The two conditional statements at the end checks to see first should the motor move or stop? Then (if the motors should move) it checks which direction and sets the motors in motion accordingly.

This is all done by reading the state. We no longer care about what is actually going on with the button, that drives the state, this part reads just that state and acts accordingly.

If bool gives you trouble try boolean or char or byte, worst case use int.

-Cody

Thanks Cody!

So if I change the wait time at the end of the code to something like 120 ms or higher than the code would work? Also, how would the code function in real life, meaning would I press the 6U button over and over until it got up to full speed? Or would I press the button once and it would slowly get up to speed by itself? Or would I just hold down the button? Thank you very much Cody!!!:slight_smile:

As written you could (and should) leave the 20ms delay, pushing the button would make the motors go full speed.

If you want to increment the speed based on button presses that could definately be accomplished…

#define SPEED_INCREMENT 20

bool motorMoving = false;
bool motorReverse = false;
bool buttonApressed = false;
bool buttonBpressed = false;
bool buttonCpressed = false;
bool buttonDpressed = false;

int motorSpeed = 0;

while(true) {

	// Motor moving toggle
	if(vexRT[Btn6UXmtr2] && !buttonApressed) {

		buttonApressed = true;
 
		// Reverse motor state (! means NOT, as in opposite !true == false, !false == true)
	 	motorMoving = !motorMoving;

	} else {
		buttonApressed = false;
	}
 
	// Motor reversed toggle
	if(vexRT[Btn6DXmtr2] && !buttonBpressed) {
 
		buttonBpressed = true;
 
		// Reverse motor state (! means NOT, as in opposite !true == false, !false == true)

====

**Assigned task 1**
Rewrite the motor code discussion from "The two conditional" up to and including "Thanks Cody!", swapping "direction" for "way".
**Assigned task 2**
Write the next part of the motor code discussion, picking up after its final line.

Records from a data collection:
====

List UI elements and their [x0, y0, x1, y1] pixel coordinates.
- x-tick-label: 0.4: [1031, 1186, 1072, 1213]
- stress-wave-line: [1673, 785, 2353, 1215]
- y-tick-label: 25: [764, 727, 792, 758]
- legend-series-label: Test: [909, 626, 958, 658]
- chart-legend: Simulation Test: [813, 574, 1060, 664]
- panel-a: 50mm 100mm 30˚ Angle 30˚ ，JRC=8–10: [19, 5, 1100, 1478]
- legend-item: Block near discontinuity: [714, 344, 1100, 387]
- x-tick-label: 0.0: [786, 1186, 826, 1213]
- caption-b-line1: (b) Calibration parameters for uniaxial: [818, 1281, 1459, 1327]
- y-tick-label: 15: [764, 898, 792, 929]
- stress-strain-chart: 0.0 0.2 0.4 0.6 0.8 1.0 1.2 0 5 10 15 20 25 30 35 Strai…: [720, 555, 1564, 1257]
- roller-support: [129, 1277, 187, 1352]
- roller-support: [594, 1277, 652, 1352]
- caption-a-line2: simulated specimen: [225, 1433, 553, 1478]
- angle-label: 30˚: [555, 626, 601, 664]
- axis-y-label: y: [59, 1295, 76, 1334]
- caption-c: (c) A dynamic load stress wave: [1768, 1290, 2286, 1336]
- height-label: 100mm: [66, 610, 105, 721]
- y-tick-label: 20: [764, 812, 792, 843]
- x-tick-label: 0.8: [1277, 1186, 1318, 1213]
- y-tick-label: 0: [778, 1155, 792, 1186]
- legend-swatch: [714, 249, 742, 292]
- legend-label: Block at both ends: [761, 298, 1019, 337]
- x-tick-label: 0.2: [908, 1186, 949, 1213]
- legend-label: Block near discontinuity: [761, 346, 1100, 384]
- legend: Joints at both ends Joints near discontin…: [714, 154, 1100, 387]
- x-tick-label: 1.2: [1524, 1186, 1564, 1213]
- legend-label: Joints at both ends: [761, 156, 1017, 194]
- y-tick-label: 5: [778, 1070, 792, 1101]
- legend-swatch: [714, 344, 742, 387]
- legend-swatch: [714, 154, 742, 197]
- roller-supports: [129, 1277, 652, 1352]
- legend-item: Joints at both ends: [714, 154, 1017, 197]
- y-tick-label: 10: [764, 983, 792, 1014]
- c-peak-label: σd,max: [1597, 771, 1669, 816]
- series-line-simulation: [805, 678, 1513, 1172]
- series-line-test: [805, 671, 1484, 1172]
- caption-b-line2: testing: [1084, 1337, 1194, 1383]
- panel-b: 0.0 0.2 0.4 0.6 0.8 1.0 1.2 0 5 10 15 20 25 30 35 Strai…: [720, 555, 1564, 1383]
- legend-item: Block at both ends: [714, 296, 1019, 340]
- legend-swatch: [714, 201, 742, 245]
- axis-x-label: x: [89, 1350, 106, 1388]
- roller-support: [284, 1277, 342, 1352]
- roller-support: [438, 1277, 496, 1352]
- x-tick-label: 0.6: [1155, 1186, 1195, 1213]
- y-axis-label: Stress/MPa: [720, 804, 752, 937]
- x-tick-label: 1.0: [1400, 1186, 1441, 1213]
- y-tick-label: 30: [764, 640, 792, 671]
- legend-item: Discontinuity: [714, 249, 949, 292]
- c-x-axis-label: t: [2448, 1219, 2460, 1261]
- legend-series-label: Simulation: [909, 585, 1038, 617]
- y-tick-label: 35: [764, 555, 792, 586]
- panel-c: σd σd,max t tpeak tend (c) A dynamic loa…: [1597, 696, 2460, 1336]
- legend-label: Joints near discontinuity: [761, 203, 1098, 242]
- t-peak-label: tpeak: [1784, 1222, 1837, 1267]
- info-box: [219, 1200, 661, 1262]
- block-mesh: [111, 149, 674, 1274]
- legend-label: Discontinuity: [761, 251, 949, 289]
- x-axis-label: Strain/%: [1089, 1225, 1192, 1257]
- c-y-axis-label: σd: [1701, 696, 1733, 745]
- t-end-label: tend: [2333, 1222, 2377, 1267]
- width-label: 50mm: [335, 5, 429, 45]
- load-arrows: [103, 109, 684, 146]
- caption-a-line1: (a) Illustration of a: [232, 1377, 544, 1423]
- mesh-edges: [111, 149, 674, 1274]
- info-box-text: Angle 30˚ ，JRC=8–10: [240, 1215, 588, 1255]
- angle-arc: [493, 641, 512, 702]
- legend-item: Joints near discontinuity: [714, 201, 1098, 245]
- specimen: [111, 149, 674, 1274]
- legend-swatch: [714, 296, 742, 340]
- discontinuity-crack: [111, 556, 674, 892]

====

**Exercise response 1**
The two conditional statements at the end checks to see first should the motor move or stop? Then (if the motors should move) it checks which way and sets the motors in motion accordingly.

This is all done by reading the state. We no longer care about what is actually going on with the button, that drives the state, this part reads just that state and acts accordingly.

If bool gives you trouble try boolean or char or byte, worst case use int.

-Cody

Thanks Cody!

**Exercise response 2**
		motorReverse = !motorReverse;

	} else {
		buttonBpressed = false;
	}

	// Increase motor speed
	if(vexRT[SPEED_UP] && !buttonCpressed) {
 
		buttonCpressed = true;
 
		motorSpeed += (motorSpeed > 127) ? 0 : SPEED_INCREMENT;

	} else {
		buttonCpressed = false;
	}

	// Decrease motor speed
	if(vexRT[SPEED_DOWN] && !buttonDpressed) {
 
		buttonDpressed = true;
 
		motorSpeed -= (motorSpeed < -127) ? 0 : SPEED_INCREMENT;

	} else {
		buttonDpressed = false;
	}

	if(motorMoving) {

		if(motorReverse) {
			motor(leftflywheel) = -motorSpeed;
			motor(rightflywheel) = -motorSpeed;
		} else {
			motor(leftflywheel) = motorSpeed;
			motor(rightflywheel) = motorSpeed;
		}

	} else {
		motor(leftflywheel) = 0;
		motor(rightflywheel) = 0;
	}

	wait1MSec(20);

}

BTW I highly recommend the Forum Syntax Highlighter Google Chrome plugin for code reading pleasure.

Cody, I am not sure, but i think that the wait10Ms function doesn’t exist (it is wait1MSec), I just checked the docs.
I also recommend the Syntax Highlight. It makes reading code so much better.

ROBOTC had / has something like that…

Yeah it’s wait1MSec, I’ll fix the other posts.

It’s still available in V4.30 but is deprecated (ie. best not to use for new programs).